[Figure record listings]
★ ★ ★ ★ ★
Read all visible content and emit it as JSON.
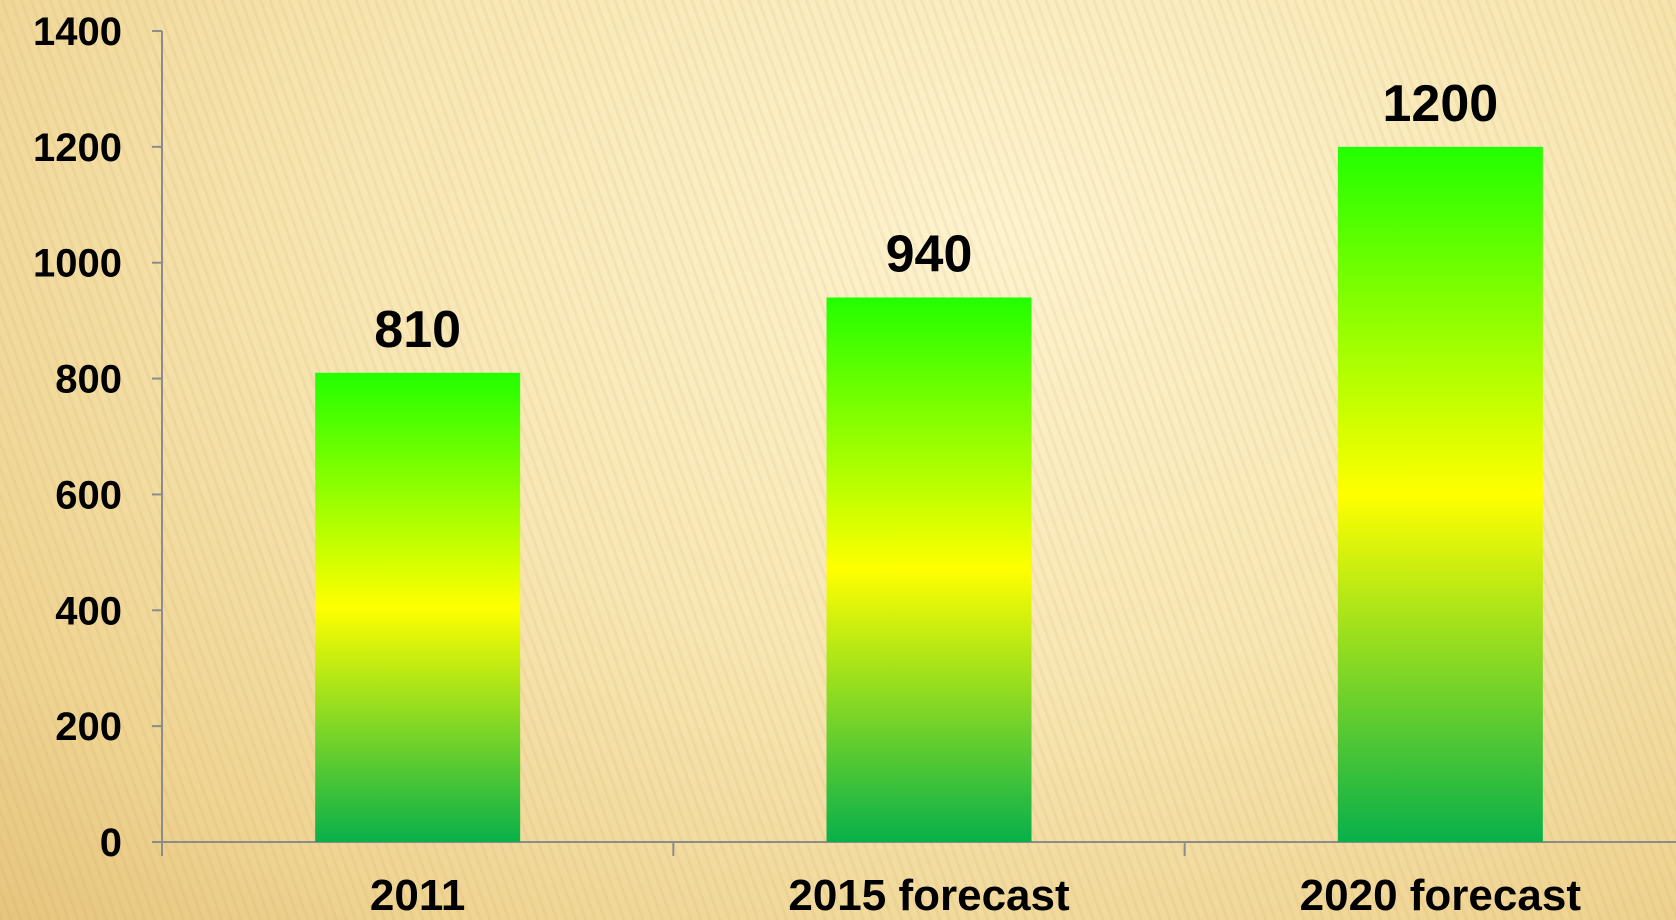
{
  "chart_data": {
    "type": "bar",
    "categories": [
      "2011",
      "2015 forecast",
      "2020 forecast"
    ],
    "values": [
      810,
      940,
      1200
    ],
    "data_labels": [
      "810",
      "940",
      "1200"
    ],
    "ylim": [
      0,
      1400
    ],
    "yticks": [
      "0",
      "200",
      "400",
      "600",
      "800",
      "1000",
      "1200",
      "1400"
    ],
    "title": "",
    "xlabel": "",
    "ylabel": "",
    "grid": false,
    "bar_gradient": [
      "#08b04a",
      "#ffff00",
      "#22ff00"
    ]
  }
}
★ ★ ★ ★ ★
#### WRITTEN REQUEST:
Copy all the records above exactly, but leave out the pictures.

#### RESULT:
Read all visible content and emit it as JSON.
{
  "chart_data": {
    "type": "bar",
    "categories": [
      "2011",
      "2015 forecast",
      "2020 forecast"
    ],
    "values": [
      810,
      940,
      1200
    ],
    "data_labels": [
      "810",
      "940",
      "1200"
    ],
    "ylim": [
      0,
      1400
    ],
    "yticks": [
      "0",
      "200",
      "400",
      "600",
      "800",
      "1000",
      "1200",
      "1400"
    ],
    "title": "",
    "xlabel": "",
    "ylabel": "",
    "grid": false,
    "bar_gradient": [
      "#08b04a",
      "#ffff00",
      "#22ff00"
    ]
  }
}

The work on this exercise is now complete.